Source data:
=====

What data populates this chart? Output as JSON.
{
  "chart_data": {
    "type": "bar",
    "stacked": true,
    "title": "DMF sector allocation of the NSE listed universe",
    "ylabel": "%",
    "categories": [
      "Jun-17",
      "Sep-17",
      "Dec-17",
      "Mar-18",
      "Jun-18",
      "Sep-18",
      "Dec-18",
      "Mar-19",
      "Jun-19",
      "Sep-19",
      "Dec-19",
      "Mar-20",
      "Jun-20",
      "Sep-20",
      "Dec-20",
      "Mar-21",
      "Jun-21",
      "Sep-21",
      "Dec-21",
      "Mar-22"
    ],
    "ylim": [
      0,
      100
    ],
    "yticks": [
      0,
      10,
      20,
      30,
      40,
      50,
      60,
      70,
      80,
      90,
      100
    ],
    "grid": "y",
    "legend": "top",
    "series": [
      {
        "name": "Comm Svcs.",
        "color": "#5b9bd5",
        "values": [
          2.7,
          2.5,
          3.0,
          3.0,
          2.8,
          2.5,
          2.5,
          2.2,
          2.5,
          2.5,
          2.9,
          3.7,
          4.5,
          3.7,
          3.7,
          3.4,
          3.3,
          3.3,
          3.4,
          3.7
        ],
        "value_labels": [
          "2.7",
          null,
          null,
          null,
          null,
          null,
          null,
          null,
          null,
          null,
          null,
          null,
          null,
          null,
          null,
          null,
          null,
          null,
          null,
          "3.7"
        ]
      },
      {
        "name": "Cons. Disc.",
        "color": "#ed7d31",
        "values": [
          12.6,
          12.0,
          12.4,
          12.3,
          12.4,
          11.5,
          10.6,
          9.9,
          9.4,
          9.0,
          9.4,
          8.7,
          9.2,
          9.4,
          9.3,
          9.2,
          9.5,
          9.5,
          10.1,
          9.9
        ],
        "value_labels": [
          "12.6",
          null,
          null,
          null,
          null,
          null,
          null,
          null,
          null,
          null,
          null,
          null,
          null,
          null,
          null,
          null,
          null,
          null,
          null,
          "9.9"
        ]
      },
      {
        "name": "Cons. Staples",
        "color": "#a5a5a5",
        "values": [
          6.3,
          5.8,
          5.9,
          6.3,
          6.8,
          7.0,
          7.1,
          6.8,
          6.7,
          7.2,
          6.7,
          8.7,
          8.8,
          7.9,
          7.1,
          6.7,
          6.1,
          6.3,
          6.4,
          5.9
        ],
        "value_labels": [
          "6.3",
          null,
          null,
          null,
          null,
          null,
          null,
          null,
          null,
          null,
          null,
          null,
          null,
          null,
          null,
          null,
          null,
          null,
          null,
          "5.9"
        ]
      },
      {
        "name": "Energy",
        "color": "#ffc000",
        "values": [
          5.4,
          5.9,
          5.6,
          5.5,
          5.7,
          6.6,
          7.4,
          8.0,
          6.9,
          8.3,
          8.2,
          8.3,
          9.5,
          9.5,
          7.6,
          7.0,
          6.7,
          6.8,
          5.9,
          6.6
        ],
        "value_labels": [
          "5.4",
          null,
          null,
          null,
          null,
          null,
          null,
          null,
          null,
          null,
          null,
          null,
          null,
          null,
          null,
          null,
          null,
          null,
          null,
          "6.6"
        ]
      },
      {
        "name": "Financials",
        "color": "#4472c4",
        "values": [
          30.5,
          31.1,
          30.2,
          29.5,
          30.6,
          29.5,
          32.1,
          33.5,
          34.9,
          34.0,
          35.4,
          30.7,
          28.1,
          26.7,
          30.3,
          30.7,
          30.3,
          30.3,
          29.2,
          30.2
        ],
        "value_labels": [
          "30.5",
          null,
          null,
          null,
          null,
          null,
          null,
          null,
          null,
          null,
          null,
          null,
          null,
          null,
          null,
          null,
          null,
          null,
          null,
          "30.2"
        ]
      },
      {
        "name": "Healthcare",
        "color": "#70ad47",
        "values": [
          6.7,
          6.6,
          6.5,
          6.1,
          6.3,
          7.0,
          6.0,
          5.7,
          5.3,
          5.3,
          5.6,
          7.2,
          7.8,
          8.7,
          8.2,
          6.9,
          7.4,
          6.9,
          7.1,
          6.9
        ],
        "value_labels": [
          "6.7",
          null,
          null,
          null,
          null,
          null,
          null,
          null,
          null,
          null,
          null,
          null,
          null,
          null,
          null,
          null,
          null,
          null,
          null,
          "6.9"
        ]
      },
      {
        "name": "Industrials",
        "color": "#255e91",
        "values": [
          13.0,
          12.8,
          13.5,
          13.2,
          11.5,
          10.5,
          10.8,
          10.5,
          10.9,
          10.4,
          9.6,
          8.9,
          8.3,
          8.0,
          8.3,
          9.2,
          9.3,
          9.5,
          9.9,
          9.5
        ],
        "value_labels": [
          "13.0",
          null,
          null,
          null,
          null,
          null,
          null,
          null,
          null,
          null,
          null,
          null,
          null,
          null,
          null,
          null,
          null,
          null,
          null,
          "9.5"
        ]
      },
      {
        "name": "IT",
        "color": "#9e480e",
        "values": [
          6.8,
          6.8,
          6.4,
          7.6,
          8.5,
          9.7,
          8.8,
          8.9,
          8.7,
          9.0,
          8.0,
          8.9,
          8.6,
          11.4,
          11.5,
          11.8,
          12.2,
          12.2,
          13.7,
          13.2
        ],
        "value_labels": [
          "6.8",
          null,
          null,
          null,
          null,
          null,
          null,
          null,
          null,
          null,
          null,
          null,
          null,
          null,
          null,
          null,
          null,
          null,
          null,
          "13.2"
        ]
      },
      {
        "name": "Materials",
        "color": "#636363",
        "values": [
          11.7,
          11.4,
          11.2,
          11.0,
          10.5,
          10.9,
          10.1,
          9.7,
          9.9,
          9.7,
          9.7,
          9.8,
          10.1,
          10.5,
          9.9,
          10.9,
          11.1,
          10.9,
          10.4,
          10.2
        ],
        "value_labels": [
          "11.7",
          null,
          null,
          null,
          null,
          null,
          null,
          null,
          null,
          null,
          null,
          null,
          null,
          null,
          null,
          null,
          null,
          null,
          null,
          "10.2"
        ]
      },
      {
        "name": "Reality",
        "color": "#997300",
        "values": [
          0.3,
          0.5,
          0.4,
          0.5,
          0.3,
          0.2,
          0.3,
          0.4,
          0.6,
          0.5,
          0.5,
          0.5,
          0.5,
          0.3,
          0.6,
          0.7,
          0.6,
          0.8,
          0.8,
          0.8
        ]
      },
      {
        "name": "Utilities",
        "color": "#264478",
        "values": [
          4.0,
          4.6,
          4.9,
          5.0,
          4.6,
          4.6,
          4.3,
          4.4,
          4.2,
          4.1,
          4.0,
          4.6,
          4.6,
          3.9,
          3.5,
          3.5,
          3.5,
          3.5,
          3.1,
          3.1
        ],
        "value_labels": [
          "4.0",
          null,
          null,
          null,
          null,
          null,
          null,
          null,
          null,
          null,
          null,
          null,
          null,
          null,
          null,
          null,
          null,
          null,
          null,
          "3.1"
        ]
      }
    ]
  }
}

=====

EXERCISE OBJECTIVE
Return the whole listing exactly.

SOLUTION BELOW
What data populates this chart? Output as JSON.
{
  "chart_data": {
    "type": "bar",
    "stacked": true,
    "title": "DMF sector allocation of the NSE listed universe",
    "ylabel": "%",
    "categories": [
      "Jun-17",
      "Sep-17",
      "Dec-17",
      "Mar-18",
      "Jun-18",
      "Sep-18",
      "Dec-18",
      "Mar-19",
      "Jun-19",
      "Sep-19",
      "Dec-19",
      "Mar-20",
      "Jun-20",
      "Sep-20",
      "Dec-20",
      "Mar-21",
      "Jun-21",
      "Sep-21",
      "Dec-21",
      "Mar-22"
    ],
    "ylim": [
      0,
      100
    ],
    "yticks": [
      0,
      10,
      20,
      30,
      40,
      50,
      60,
      70,
      80,
      90,
      100
    ],
    "grid": "y",
    "legend": "top",
    "series": [
      {
        "name": "Comm Svcs.",
        "color": "#5b9bd5",
        "values": [
          2.7,
          2.5,
          3.0,
          3.0,
          2.8,
          2.5,
          2.5,
          2.2,
          2.5,
          2.5,
          2.9,
          3.7,
          4.5,
          3.7,
          3.7,
          3.4,
          3.3,
          3.3,
          3.4,
          3.7
        ],
        "value_labels": [
          "2.7",
          null,
          null,
          null,
          null,
          null,
          null,
          null,
          null,
          null,
          null,
          null,
          null,
          null,
          null,
          null,
          null,
          null,
          null,
          "3.7"
        ]
      },
      {
        "name": "Cons. Disc.",
        "color": "#ed7d31",
        "values": [
          12.6,
          12.0,
          12.4,
          12.3,
          12.4,
          11.5,
          10.6,
          9.9,
          9.4,
          9.0,
          9.4,
          8.7,
          9.2,
          9.4,
          9.3,
          9.2,
          9.5,
          9.5,
          10.1,
          9.9
        ],
        "value_labels": [
          "12.6",
          null,
          null,
          null,
          null,
          null,
          null,
          null,
          null,
          null,
          null,
          null,
          null,
          null,
          null,
          null,
          null,
          null,
          null,
          "9.9"
        ]
      },
      {
        "name": "Cons. Staples",
        "color": "#a5a5a5",
        "values": [
          6.3,
          5.8,
          5.9,
          6.3,
          6.8,
          7.0,
          7.1,
          6.8,
          6.7,
          7.2,
          6.7,
          8.7,
          8.8,
          7.9,
          7.1,
          6.7,
          6.1,
          6.3,
          6.4,
          5.9
        ],
        "value_labels": [
          "6.3",
          null,
          null,
          null,
          null,
          null,
          null,
          null,
          null,
          null,
          null,
          null,
          null,
          null,
          null,
          null,
          null,
          null,
          null,
          "5.9"
        ]
      },
      {
        "name": "Energy",
        "color": "#ffc000",
        "values": [
          5.4,
          5.9,
          5.6,
          5.5,
          5.7,
          6.6,
          7.4,
          8.0,
          6.9,
          8.3,
          8.2,
          8.3,
          9.5,
          9.5,
          7.6,
          7.0,
          6.7,
          6.8,
          5.9,
          6.6
        ],
        "value_labels": [
          "5.4",
          null,
          null,
          null,
          null,
          null,
          null,
          null,
          null,
          null,
          null,
          null,
          null,
          null,
          null,
          null,
          null,
          null,
          null,
          "6.6"
        ]
      },
      {
        "name": "Financials",
        "color": "#4472c4",
        "values": [
          30.5,
          31.1,
          30.2,
          29.5,
          30.6,
          29.5,
          32.1,
          33.5,
          34.9,
          34.0,
          35.4,
          30.7,
          28.1,
          26.7,
          30.3,
          30.7,
          30.3,
          30.3,
          29.2,
          30.2
        ],
        "value_labels": [
          "30.5",
          null,
          null,
          null,
          null,
          null,
          null,
          null,
          null,
          null,
          null,
          null,
          null,
          null,
          null,
          null,
          null,
          null,
          null,
          "30.2"
        ]
      },
      {
        "name": "Healthcare",
        "color": "#70ad47",
        "values": [
          6.7,
          6.6,
          6.5,
          6.1,
          6.3,
          7.0,
          6.0,
          5.7,
          5.3,
          5.3,
          5.6,
          7.2,
          7.8,
          8.7,
          8.2,
          6.9,
          7.4,
          6.9,
          7.1,
          6.9
        ],
        "value_labels": [
          "6.7",
          null,
          null,
          null,
          null,
          null,
          null,
          null,
          null,
          null,
          null,
          null,
          null,
          null,
          null,
          null,
          null,
          null,
          null,
          "6.9"
        ]
      },
      {
        "name": "Industrials",
        "color": "#255e91",
        "values": [
          13.0,
          12.8,
          13.5,
          13.2,
          11.5,
          10.5,
          10.8,
          10.5,
          10.9,
          10.4,
          9.6,
          8.9,
          8.3,
          8.0,
          8.3,
          9.2,
          9.3,
          9.5,
          9.9,
          9.5
        ],
        "value_labels": [
          "13.0",
          null,
          null,
          null,
          null,
          null,
          null,
          null,
          null,
          null,
          null,
          null,
          null,
          null,
          null,
          null,
          null,
          null,
          null,
          "9.5"
        ]
      },
      {
        "name": "IT",
        "color": "#9e480e",
        "values": [
          6.8,
          6.8,
          6.4,
          7.6,
          8.5,
          9.7,
          8.8,
          8.9,
          8.7,
          9.0,
          8.0,
          8.9,
          8.6,
          11.4,
          11.5,
          11.8,
          12.2,
          12.2,
          13.7,
          13.2
        ],
        "value_labels": [
          "6.8",
          null,
          null,
          null,
          null,
          null,
          null,
          null,
          null,
          null,
          null,
          null,
          null,
          null,
          null,
          null,
          null,
          null,
          null,
          "13.2"
        ]
      },
      {
        "name": "Materials",
        "color": "#636363",
        "values": [
          11.7,
          11.4,
          11.2,
          11.0,
          10.5,
          10.9,
          10.1,
          9.7,
          9.9,
          9.7,
          9.7,
          9.8,
          10.1,
          10.5,
          9.9,
          10.9,
          11.1,
          10.9,
          10.4,
          10.2
        ],
        "value_labels": [
          "11.7",
          null,
          null,
          null,
          null,
          null,
          null,
          null,
          null,
          null,
          null,
          null,
          null,
          null,
          null,
          null,
          null,
          null,
          null,
          "10.2"
        ]
      },
      {
        "name": "Reality",
        "color": "#997300",
        "values": [
          0.3,
          0.5,
          0.4,
          0.5,
          0.3,
          0.2,
          0.3,
          0.4,
          0.6,
          0.5,
          0.5,
          0.5,
          0.5,
          0.3,
          0.6,
          0.7,
          0.6,
          0.8,
          0.8,
          0.8
        ]
      },
      {
        "name": "Utilities",
        "color": "#264478",
        "values": [
          4.0,
          4.6,
          4.9,
          5.0,
          4.6,
          4.6,
          4.3,
          4.4,
          4.2,
          4.1,
          4.0,
          4.6,
          4.6,
          3.9,
          3.5,
          3.5,
          3.5,
          3.5,
          3.1,
          3.1
        ],
        "value_labels": [
          "4.0",
          null,
          null,
          null,
          null,
          null,
          null,
          null,
          null,
          null,
          null,
          null,
          null,
          null,
          null,
          null,
          null,
          null,
          null,
          "3.1"
        ]
      }
    ]
  }
}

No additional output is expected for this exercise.